### Working data
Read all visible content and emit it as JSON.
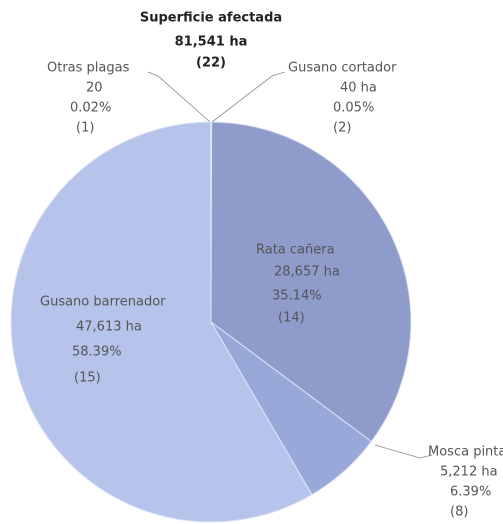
{
  "chart_data": {
    "type": "pie",
    "title": "Superficie afectada",
    "subtitle": "81,541 ha",
    "total_count": "(22)",
    "categories": [
      "Gusano cortador",
      "Rata cañera",
      "Mosca pinta",
      "Gusano barrenador",
      "Otras plagas"
    ],
    "values": [
      40,
      28657,
      5212,
      47613,
      20
    ],
    "value_labels": [
      "40 ha",
      "28,657 ha",
      "5,212 ha",
      "47,613 ha",
      "20"
    ],
    "percent_labels": [
      "0.05%",
      "35.14%",
      "6.39%",
      "58.39%",
      "0.02%"
    ],
    "count_labels": [
      "(2)",
      "(14)",
      "(8)",
      "(15)",
      "(1)"
    ],
    "colors": [
      "#a9b6e0",
      "#8e9bcb",
      "#98a8d9",
      "#b6c3ea",
      "#b0bde6"
    ]
  }
}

### Aim
Return each line among the entries that holds the word "Gusano".

### Response to this exercise
      "Gusano cortador",
      "Gusano barrenador",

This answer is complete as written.